[Recorded data]
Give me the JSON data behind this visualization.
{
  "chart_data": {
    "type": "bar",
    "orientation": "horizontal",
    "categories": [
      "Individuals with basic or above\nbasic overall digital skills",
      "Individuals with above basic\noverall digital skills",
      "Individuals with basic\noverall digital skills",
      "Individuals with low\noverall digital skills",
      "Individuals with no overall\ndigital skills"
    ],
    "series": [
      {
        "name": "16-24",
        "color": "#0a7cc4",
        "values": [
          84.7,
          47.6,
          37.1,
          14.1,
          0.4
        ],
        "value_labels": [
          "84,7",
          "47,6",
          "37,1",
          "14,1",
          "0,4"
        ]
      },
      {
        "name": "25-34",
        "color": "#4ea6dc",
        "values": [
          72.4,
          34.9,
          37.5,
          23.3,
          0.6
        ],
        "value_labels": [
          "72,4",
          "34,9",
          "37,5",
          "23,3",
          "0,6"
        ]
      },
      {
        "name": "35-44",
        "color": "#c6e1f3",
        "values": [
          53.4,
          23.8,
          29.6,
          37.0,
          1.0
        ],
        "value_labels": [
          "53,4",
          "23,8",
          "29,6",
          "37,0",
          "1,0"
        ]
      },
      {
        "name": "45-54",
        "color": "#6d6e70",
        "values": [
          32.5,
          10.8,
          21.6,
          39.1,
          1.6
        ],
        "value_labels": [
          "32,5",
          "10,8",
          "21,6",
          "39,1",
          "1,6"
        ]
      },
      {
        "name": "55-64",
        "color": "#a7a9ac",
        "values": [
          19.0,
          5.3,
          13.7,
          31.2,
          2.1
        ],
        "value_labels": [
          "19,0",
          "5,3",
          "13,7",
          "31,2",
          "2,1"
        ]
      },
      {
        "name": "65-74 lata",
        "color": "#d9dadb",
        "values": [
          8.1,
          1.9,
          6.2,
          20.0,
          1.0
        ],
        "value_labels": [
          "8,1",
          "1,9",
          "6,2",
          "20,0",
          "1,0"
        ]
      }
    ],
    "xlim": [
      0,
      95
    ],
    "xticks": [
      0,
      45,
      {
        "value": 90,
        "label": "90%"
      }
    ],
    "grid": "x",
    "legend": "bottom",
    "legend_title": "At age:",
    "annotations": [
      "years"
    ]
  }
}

Description of the task » Extract from the material all lines containing the string "name".

Task result »
        "name": "16-24",
        "name": "25-34",
        "name": "35-44",
        "name": "45-54",
        "name": "55-64",
        "name": "65-74 lata",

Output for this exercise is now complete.